### What you will do
For each line that holds "yang", copy the line out.

### Data for the task
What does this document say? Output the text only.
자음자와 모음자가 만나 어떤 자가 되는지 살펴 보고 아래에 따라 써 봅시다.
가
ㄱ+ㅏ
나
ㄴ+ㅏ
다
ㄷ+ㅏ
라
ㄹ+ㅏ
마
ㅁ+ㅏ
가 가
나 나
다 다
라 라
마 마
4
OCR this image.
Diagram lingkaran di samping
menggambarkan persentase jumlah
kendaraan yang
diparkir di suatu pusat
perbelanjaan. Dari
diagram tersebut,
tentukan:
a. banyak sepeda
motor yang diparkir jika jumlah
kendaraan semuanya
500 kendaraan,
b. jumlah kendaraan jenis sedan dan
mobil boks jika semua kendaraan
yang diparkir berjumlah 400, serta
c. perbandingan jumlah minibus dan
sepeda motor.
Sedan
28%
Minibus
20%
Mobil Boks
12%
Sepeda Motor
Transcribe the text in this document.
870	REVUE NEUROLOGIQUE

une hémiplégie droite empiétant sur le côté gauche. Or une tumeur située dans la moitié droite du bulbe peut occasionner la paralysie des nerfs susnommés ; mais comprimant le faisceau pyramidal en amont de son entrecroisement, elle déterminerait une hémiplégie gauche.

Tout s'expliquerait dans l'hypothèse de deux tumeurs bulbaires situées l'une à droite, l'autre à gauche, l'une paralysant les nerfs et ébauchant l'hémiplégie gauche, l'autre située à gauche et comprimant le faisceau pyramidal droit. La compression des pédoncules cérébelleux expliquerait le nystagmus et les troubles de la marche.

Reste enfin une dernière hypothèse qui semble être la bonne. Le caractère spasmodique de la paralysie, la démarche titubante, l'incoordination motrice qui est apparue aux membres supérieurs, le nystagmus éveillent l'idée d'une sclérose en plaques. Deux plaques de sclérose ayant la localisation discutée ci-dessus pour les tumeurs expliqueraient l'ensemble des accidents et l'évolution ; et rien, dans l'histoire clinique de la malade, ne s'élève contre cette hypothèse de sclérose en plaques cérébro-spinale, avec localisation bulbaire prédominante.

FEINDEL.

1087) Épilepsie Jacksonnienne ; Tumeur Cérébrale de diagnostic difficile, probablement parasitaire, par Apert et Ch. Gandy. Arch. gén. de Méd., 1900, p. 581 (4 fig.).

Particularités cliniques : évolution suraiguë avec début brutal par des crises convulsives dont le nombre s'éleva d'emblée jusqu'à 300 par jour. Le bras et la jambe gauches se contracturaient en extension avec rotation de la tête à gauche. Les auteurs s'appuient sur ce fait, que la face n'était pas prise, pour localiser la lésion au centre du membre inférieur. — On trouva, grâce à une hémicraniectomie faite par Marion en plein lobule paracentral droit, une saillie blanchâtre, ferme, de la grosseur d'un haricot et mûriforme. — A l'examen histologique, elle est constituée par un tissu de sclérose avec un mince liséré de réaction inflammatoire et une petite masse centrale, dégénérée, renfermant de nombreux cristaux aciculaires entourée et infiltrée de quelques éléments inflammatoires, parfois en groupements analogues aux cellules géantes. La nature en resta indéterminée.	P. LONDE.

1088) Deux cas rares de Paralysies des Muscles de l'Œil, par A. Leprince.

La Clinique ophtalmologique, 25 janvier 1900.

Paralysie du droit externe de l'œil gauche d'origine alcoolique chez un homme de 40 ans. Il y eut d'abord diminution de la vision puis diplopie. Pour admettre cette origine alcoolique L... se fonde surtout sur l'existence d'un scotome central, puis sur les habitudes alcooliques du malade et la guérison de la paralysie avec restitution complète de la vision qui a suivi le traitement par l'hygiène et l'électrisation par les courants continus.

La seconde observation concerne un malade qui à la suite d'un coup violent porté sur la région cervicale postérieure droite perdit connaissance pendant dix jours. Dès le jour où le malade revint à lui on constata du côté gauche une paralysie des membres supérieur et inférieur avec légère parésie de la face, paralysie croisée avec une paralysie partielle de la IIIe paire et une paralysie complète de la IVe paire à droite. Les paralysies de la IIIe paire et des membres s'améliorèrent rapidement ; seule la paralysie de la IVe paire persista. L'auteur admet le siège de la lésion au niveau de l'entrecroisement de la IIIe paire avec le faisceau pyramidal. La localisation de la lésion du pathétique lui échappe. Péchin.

### The reply
kendaraan yang
motor yang diparkir jika jumlah
yang diparkir berjumlah 400, serta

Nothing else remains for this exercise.